▶ The request
Copy out each line that includes the word "battery".

Data entries
▽
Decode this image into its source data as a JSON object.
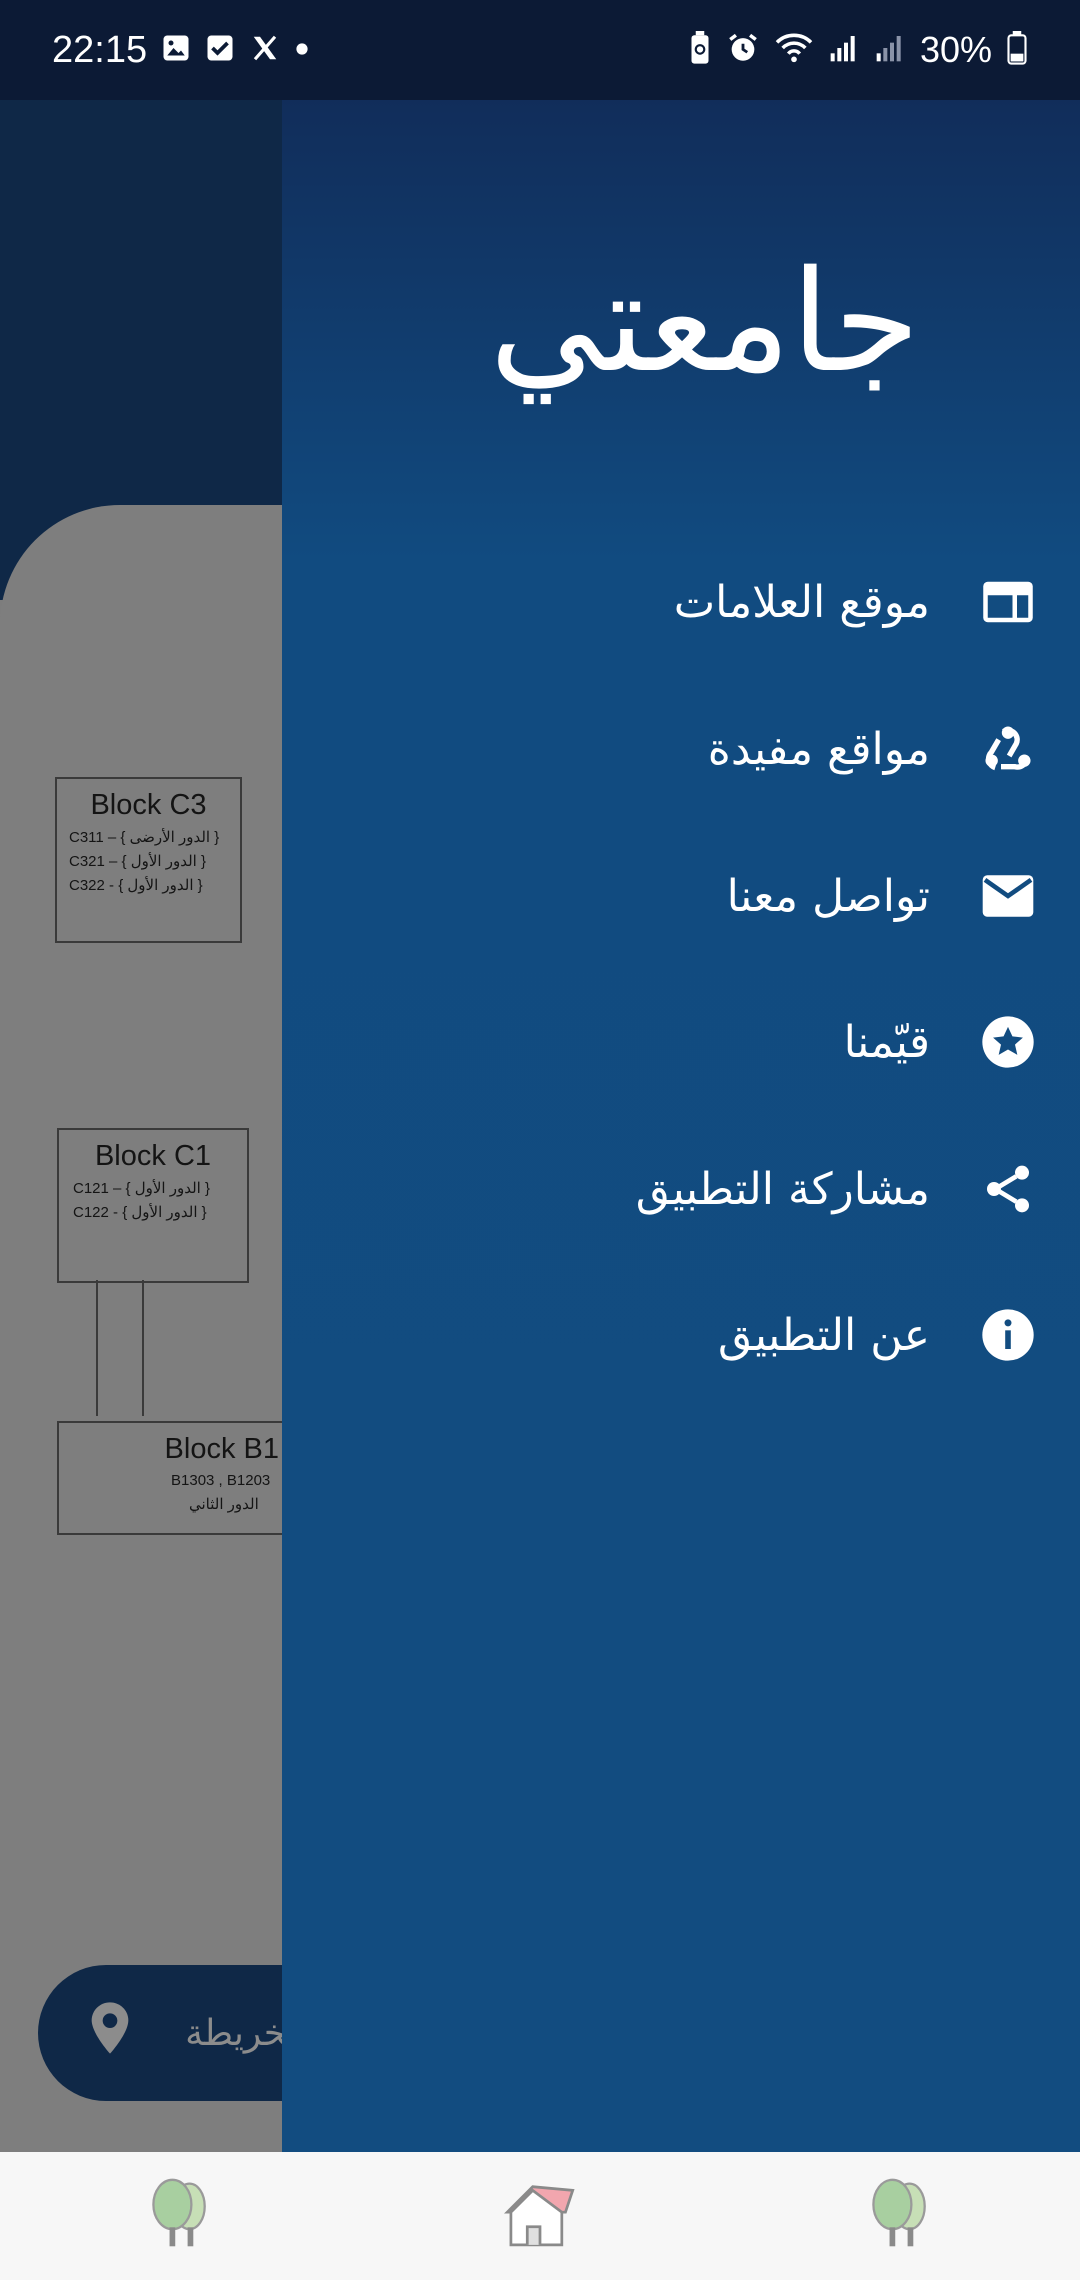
{
  "status_bar": {
    "time": "22:15",
    "battery": "30%",
    "left_icons": [
      "gallery-icon",
      "check-icon",
      "x-icon",
      "dot-icon"
    ],
    "right_icons": [
      "battery-saver-icon",
      "alarm-icon",
      "wifi-icon",
      "signal-icon",
      "signal-icon",
      "battery-icon"
    ]
  },
  "drawer": {
    "title": "جامعتي",
    "items": [
      {
        "label": "موقع العلامات",
        "icon": "web-icon"
      },
      {
        "label": "مواقع مفيدة",
        "icon": "webhook-icon"
      },
      {
        "label": "تواصل معنا",
        "icon": "mail-icon"
      },
      {
        "label": "قيّمنا",
        "icon": "star-circle-icon"
      },
      {
        "label": "مشاركة التطبيق",
        "icon": "share-icon"
      },
      {
        "label": "عن التطبيق",
        "icon": "info-icon"
      }
    ]
  },
  "background": {
    "blocks": [
      {
        "title": "Block C3",
        "lines": [
          "C311 – { الدور الأرضى }",
          "C321 – { الدور الأول }",
          "C322 - { الدور الأول }"
        ]
      },
      {
        "title": "Block C1",
        "lines": [
          "C121 – { الدور الأول }",
          "C122 - { الدور الأول }"
        ]
      },
      {
        "title": "Block B1",
        "lines": [
          "B1303 , B1203",
          "الدور الثاني"
        ]
      }
    ],
    "map_button": {
      "label": "الخريطة",
      "icon": "location-pin-icon"
    }
  },
  "bottom_nav": [
    {
      "icon": "trees-icon"
    },
    {
      "icon": "home-icon"
    },
    {
      "icon": "trees-icon"
    }
  ],
  "colors": {
    "drawer": "#124c80",
    "header": "#0f2847",
    "scrim": "#7d7d7d"
  }
}
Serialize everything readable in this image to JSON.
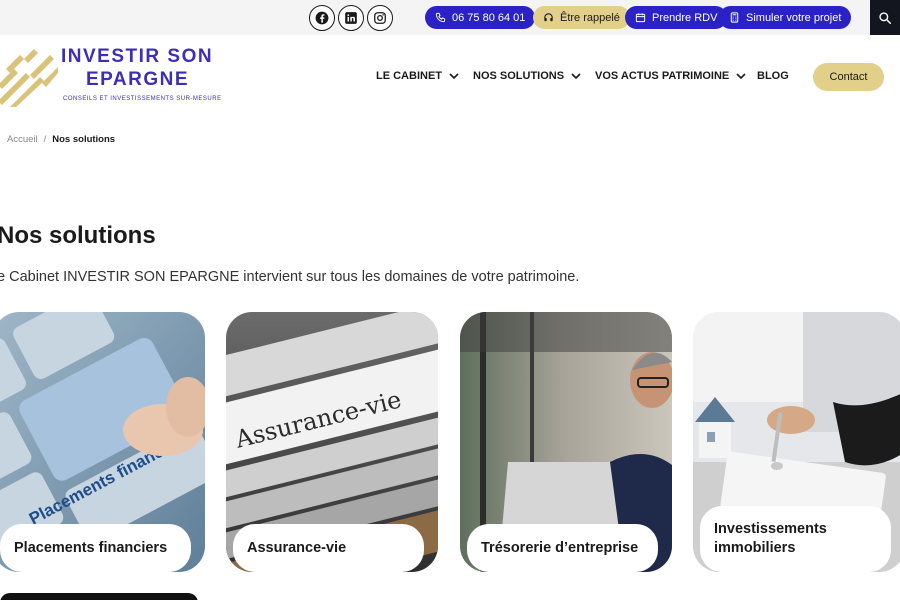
{
  "topbar": {
    "social": [
      "facebook-icon",
      "linkedin-icon",
      "instagram-icon"
    ],
    "phone": "06 75 80 64 01",
    "callback": "Être rappelé",
    "appointment": "Prendre RDV",
    "simulate": "Simuler votre projet"
  },
  "logo": {
    "line1": "INVESTIR SON",
    "line2": "EPARGNE",
    "tagline": "CONSEILS ET INVESTISSEMENTS SUR-MESURE"
  },
  "nav": {
    "items": [
      {
        "label": "LE CABINET",
        "dropdown": true
      },
      {
        "label": "NOS SOLUTIONS",
        "dropdown": true
      },
      {
        "label": "VOS ACTUS PATRIMOINE",
        "dropdown": true
      },
      {
        "label": "BLOG",
        "dropdown": false
      }
    ],
    "contact": "Contact"
  },
  "breadcrumb": {
    "home": "Accueil",
    "separator": "/",
    "current": "Nos solutions"
  },
  "page": {
    "title": "Nos solutions",
    "intro": "e Cabinet INVESTIR SON EPARGNE intervient sur tous les domaines de votre patrimoine."
  },
  "cards": [
    {
      "label": "Placements financiers",
      "image_text": "Placements financiers"
    },
    {
      "label": "Assurance-vie",
      "image_text": "Assurance-vie"
    },
    {
      "label": "Trésorerie d’entreprise"
    },
    {
      "label": "Investissements immobiliers"
    }
  ],
  "colors": {
    "brand_blue": "#2a22c6",
    "logo_blue": "#3b2fb6",
    "gold": "#e2cf8a",
    "dark": "#14161f"
  }
}
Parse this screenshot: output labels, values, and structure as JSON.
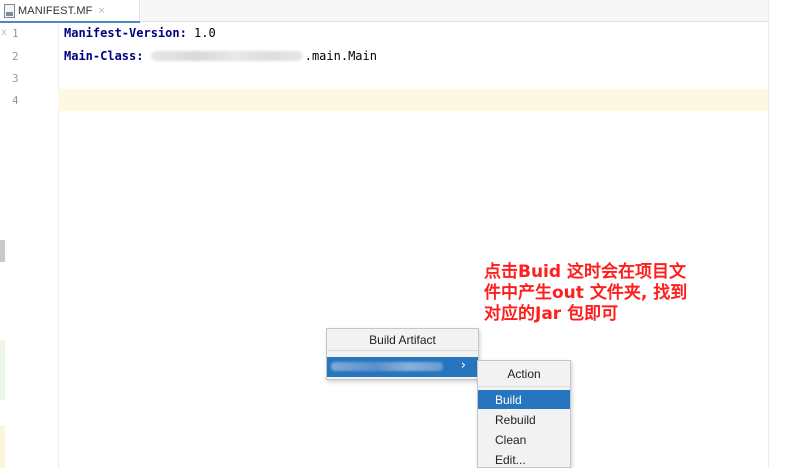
{
  "tab": {
    "label": "MANIFEST.MF",
    "close_glyph": "×"
  },
  "gutter": {
    "line_numbers": [
      "1",
      "2",
      "3",
      "4"
    ],
    "marker": "x"
  },
  "editor": {
    "line1": {
      "key": "Manifest-Version:",
      "value": " 1.0"
    },
    "line2": {
      "key": "Main-Class:",
      "value": ".main.Main"
    }
  },
  "annotation": {
    "lines": [
      "点击Buid 这时会在项目文",
      "件中产生out 文件夹, 找到",
      "对应的Jar 包即可"
    ]
  },
  "menu_build_artifact": {
    "header": "Build Artifact",
    "submenu_arrow": "›"
  },
  "menu_action": {
    "header": "Action",
    "items": [
      "Build",
      "Rebuild",
      "Clean",
      "Edit..."
    ],
    "selected_index": 0
  },
  "colors": {
    "keyword": "#000080",
    "selection": "#2675bf",
    "annotation": "#ff1e1e",
    "current_line": "#fdf8e1"
  },
  "icons": {
    "file": "manifest-file-icon"
  }
}
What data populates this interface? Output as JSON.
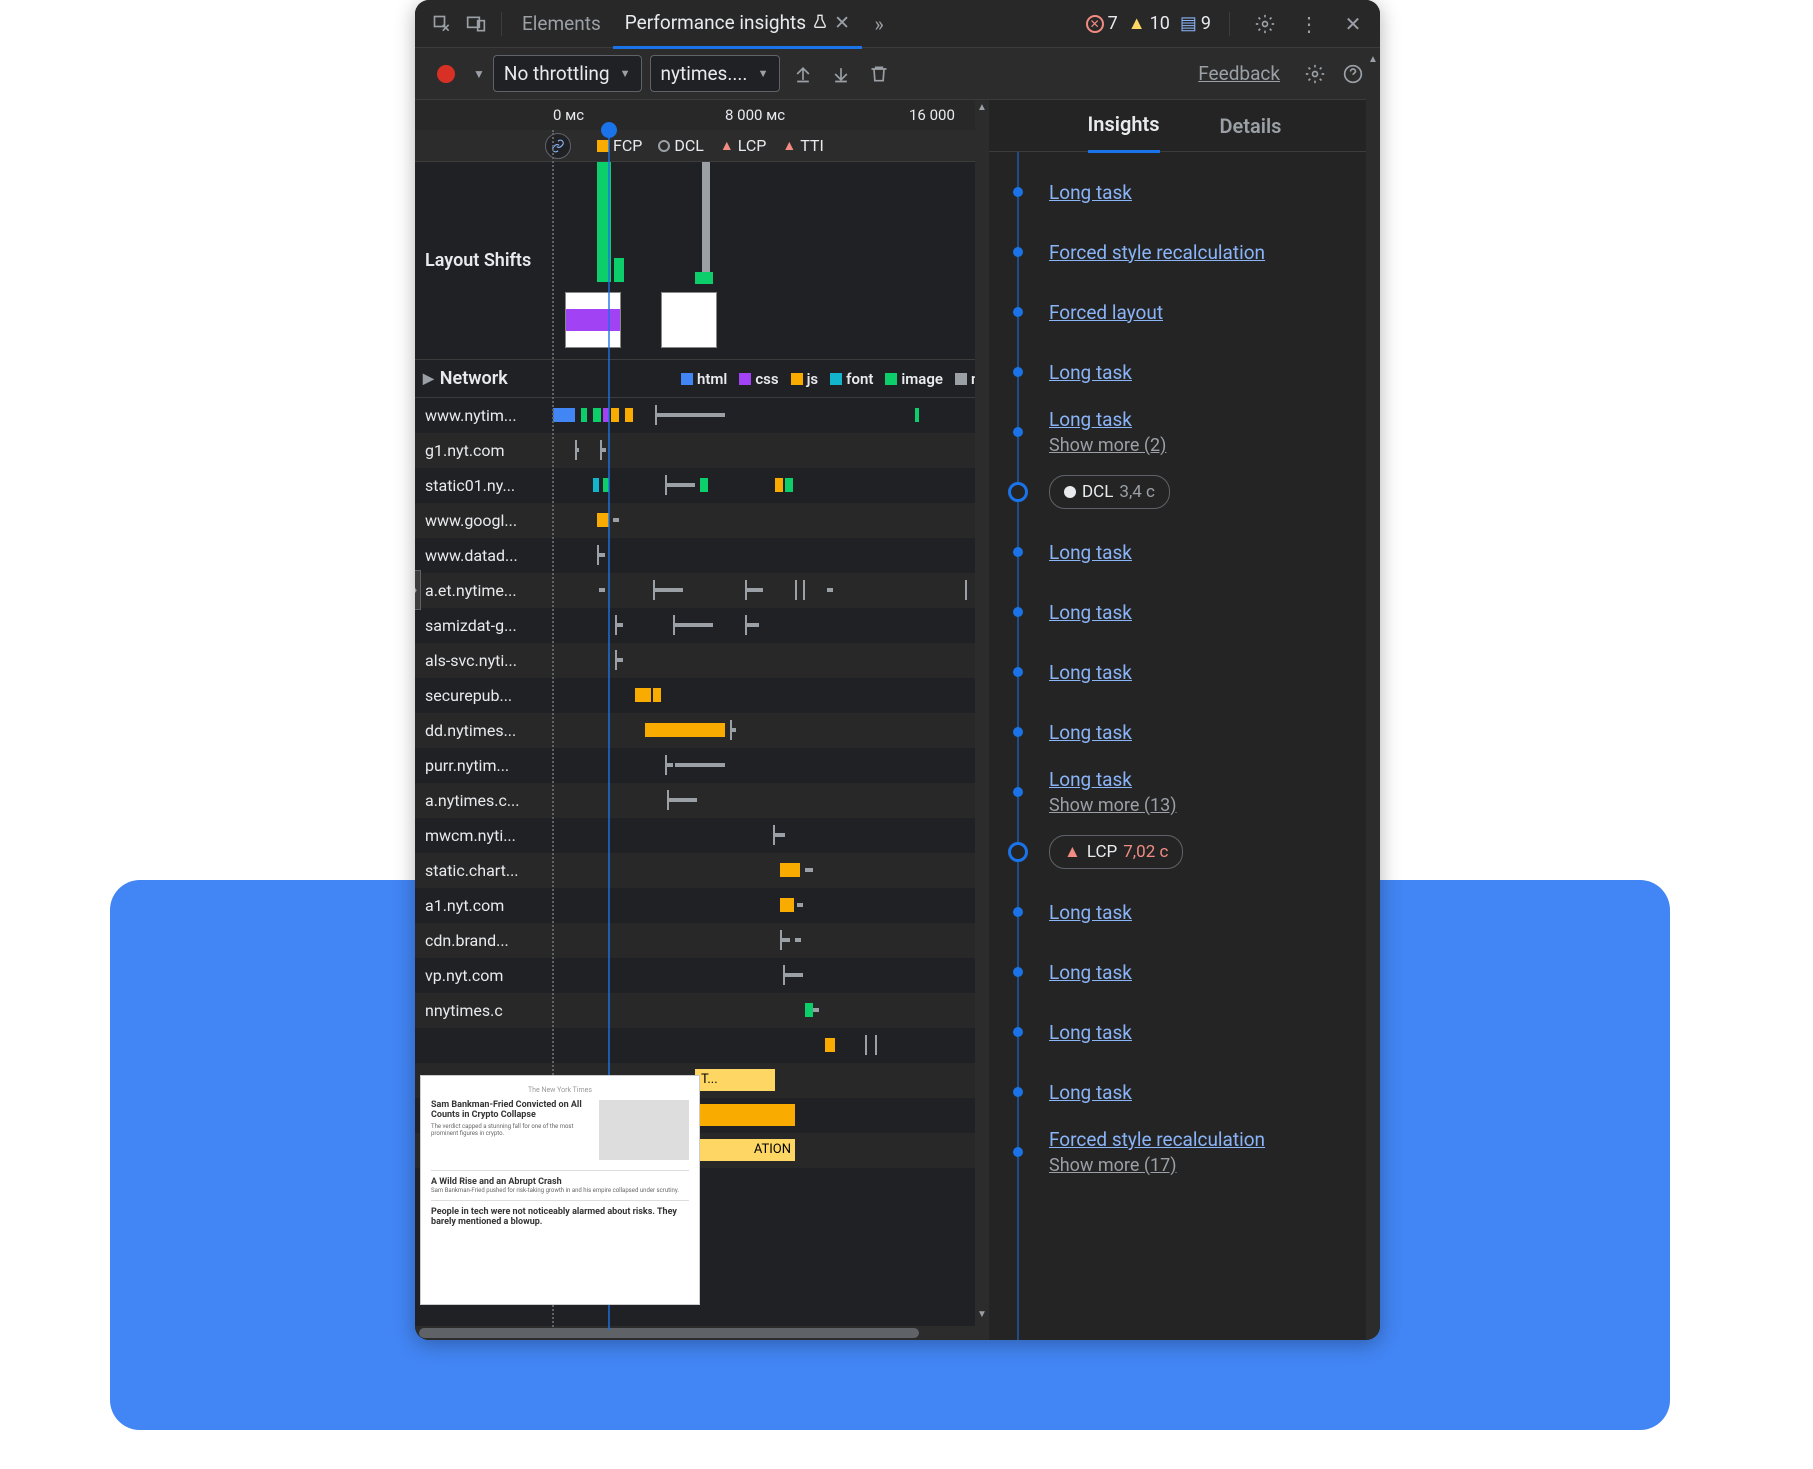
{
  "toolbar": {
    "tabs": {
      "elements": "Elements",
      "perf_insights": "Performance insights"
    },
    "status": {
      "errors": "7",
      "warnings": "10",
      "messages": "9"
    }
  },
  "action_bar": {
    "throttling": "No throttling",
    "target": "nytimes....",
    "feedback": "Feedback"
  },
  "timeline": {
    "ticks": {
      "t0": "0 мс",
      "t8000": "8 000 мс",
      "t16000": "16 000"
    },
    "metrics": {
      "fcp": "FCP",
      "dcl": "DCL",
      "lcp": "LCP",
      "tti": "TTI"
    }
  },
  "layout_shifts": {
    "label": "Layout Shifts"
  },
  "network": {
    "header": "Network",
    "legend": {
      "html": "html",
      "css": "css",
      "js": "js",
      "font": "font",
      "image": "image",
      "m": "m"
    },
    "colors": {
      "html": "#4285f4",
      "css": "#a142f4",
      "js": "#f9ab00",
      "font": "#12b5cb",
      "image": "#0cce6b"
    },
    "rows": [
      "www.nytim...",
      "g1.nyt.com",
      "static01.ny...",
      "www.googl...",
      "www.datad...",
      "a.et.nytime...",
      "samizdat-g...",
      "als-svc.nyti...",
      "securepub...",
      "dd.nytimes...",
      "purr.nytim...",
      "a.nytimes.c...",
      "mwcm.nyti...",
      "static.chart...",
      "a1.nyt.com",
      "cdn.brand...",
      "vp.nyt.com",
      "nnytimes.c"
    ]
  },
  "right_pane": {
    "tabs": {
      "insights": "Insights",
      "details": "Details"
    },
    "items": [
      {
        "type": "link",
        "label": "Long task"
      },
      {
        "type": "link",
        "label": "Forced style recalculation"
      },
      {
        "type": "link",
        "label": "Forced layout"
      },
      {
        "type": "link",
        "label": "Long task"
      },
      {
        "type": "link_more",
        "label": "Long task",
        "more": "Show more (2)"
      },
      {
        "type": "pill",
        "marker": "dcl",
        "label": "DCL",
        "value": "3,4 c"
      },
      {
        "type": "link",
        "label": "Long task"
      },
      {
        "type": "link",
        "label": "Long task"
      },
      {
        "type": "link",
        "label": "Long task"
      },
      {
        "type": "link",
        "label": "Long task"
      },
      {
        "type": "link_more",
        "label": "Long task",
        "more": "Show more (13)"
      },
      {
        "type": "pill",
        "marker": "lcp",
        "label": "LCP",
        "value": "7,02 c"
      },
      {
        "type": "link",
        "label": "Long task"
      },
      {
        "type": "link",
        "label": "Long task"
      },
      {
        "type": "link",
        "label": "Long task"
      },
      {
        "type": "link",
        "label": "Long task"
      },
      {
        "type": "link_more",
        "label": "Forced style recalculation",
        "more": "Show more (17)"
      }
    ]
  },
  "thumb_preview": {
    "title": "The New York Times",
    "headline1": "Sam Bankman-Fried Convicted on All Counts in Crypto Collapse",
    "headline2": "A Wild Rise and an Abrupt Crash",
    "headline3": "People in tech were not noticeably alarmed about risks. They barely mentioned a blowup."
  }
}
△
▶ Worked answer
    "battery": "30%",
      "battery-saver-icon",
      "battery-icon"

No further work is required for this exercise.